**Task:** Find every line with "color" in it, then report how many there are and nothing more.

··· Dataset records ···

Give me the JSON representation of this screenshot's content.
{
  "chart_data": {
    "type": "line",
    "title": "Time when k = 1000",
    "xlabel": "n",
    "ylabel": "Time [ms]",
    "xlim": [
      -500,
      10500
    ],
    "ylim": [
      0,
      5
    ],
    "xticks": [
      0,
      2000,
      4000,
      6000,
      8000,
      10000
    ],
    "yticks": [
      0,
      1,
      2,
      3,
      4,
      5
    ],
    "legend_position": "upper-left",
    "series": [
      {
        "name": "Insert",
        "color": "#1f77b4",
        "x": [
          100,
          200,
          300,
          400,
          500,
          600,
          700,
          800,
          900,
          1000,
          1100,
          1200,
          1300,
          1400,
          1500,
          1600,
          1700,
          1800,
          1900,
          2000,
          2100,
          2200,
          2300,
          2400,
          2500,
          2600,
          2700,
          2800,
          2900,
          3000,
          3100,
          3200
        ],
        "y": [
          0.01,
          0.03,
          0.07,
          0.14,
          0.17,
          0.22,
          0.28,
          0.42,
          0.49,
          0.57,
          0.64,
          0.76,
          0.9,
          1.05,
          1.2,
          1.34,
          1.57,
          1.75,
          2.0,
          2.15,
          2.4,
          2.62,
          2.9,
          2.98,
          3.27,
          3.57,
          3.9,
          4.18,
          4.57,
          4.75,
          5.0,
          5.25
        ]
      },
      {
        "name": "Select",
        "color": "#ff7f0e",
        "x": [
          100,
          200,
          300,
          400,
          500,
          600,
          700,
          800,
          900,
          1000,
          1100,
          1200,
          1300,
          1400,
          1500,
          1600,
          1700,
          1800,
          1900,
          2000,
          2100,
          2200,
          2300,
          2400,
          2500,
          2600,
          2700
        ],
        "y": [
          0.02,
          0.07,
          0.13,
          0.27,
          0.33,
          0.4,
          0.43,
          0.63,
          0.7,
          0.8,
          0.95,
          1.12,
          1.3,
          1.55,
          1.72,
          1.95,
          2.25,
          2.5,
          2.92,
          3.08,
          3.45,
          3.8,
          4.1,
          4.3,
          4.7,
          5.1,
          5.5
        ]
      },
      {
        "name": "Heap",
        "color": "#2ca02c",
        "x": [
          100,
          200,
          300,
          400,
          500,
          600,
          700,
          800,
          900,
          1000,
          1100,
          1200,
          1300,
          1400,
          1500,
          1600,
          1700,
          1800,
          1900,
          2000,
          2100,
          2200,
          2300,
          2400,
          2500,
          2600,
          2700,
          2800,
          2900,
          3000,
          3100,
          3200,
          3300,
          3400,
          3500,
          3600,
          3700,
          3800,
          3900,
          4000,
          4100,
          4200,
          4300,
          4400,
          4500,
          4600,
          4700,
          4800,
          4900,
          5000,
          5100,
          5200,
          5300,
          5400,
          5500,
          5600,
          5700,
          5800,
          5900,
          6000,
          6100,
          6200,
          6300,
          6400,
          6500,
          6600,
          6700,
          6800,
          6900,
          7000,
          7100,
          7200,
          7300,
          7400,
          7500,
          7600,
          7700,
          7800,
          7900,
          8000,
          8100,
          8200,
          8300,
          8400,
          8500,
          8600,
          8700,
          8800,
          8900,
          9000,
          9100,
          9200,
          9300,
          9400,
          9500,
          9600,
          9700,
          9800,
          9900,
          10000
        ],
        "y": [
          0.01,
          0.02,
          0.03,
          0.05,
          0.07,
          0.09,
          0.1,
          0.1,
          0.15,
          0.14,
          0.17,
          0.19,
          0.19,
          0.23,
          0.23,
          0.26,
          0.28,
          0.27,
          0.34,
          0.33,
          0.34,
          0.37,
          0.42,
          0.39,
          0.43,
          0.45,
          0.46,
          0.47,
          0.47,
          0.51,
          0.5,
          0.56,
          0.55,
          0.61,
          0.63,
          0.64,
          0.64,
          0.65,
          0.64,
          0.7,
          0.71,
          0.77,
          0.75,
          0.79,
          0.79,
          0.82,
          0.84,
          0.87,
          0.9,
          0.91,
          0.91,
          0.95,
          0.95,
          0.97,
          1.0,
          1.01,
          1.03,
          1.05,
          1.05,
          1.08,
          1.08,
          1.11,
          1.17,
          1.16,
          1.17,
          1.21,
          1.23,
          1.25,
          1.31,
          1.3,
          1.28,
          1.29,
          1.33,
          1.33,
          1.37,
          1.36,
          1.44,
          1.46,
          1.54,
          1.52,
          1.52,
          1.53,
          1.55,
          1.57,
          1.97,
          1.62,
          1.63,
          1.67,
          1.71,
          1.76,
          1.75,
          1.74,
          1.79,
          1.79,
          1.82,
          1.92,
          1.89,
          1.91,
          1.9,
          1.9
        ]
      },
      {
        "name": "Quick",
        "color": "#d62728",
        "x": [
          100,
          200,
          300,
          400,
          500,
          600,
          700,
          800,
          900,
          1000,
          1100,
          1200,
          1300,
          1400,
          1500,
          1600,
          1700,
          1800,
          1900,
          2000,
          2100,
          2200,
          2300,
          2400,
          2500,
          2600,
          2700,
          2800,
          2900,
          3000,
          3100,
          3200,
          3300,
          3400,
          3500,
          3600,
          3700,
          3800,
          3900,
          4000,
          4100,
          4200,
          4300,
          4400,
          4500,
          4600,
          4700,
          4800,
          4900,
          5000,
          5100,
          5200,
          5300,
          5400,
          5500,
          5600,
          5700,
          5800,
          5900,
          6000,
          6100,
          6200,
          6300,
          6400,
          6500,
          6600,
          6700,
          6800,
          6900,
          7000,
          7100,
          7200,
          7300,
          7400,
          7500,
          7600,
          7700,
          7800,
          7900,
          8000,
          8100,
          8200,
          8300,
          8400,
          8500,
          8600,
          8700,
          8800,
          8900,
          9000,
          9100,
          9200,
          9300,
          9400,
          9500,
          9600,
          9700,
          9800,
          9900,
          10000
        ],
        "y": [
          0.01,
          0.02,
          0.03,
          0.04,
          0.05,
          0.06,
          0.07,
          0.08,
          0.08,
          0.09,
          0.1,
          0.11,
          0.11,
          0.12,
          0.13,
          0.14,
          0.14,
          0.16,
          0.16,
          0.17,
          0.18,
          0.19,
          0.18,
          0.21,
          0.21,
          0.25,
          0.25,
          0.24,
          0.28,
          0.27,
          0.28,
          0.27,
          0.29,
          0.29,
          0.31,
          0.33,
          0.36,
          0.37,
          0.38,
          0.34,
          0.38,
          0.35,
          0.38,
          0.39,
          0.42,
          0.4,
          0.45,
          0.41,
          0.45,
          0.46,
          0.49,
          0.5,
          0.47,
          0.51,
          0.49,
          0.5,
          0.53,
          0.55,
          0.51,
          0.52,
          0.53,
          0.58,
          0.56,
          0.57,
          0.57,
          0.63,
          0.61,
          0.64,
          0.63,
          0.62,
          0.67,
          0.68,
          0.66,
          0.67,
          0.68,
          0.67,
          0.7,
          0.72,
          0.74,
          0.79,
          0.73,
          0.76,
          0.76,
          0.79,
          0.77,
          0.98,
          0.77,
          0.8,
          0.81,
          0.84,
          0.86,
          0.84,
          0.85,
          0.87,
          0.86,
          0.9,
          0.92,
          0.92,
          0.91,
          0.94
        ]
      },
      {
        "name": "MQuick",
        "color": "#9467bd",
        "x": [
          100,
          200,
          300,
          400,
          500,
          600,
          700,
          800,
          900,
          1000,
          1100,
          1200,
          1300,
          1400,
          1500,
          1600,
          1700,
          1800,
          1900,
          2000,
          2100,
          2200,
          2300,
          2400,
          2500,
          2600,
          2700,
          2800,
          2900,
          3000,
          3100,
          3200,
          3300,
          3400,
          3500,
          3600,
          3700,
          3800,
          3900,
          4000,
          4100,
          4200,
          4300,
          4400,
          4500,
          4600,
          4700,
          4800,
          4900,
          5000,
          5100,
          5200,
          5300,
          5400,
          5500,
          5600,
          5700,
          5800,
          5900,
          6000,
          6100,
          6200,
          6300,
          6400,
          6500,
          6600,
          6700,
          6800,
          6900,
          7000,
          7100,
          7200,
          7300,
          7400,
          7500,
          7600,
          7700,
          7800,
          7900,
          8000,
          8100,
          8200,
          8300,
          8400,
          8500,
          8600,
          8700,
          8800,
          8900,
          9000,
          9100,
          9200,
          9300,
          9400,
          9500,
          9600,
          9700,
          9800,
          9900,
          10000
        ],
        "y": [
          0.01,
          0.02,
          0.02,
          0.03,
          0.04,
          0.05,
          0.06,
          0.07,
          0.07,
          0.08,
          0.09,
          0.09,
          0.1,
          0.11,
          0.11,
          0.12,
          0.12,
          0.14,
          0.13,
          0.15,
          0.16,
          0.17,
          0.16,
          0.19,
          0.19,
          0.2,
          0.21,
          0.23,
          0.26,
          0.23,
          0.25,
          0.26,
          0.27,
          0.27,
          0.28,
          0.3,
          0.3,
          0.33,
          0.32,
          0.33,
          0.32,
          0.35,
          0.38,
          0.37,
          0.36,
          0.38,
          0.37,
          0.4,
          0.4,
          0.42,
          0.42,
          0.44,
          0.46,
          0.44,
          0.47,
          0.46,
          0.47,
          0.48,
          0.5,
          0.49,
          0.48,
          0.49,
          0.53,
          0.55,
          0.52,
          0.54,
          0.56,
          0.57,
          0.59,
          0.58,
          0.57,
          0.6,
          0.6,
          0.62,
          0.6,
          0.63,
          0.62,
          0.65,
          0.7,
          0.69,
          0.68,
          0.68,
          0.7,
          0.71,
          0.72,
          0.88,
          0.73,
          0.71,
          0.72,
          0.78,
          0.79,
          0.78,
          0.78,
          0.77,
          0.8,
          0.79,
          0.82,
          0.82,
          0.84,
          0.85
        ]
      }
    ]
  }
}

···

**Written answer:** 5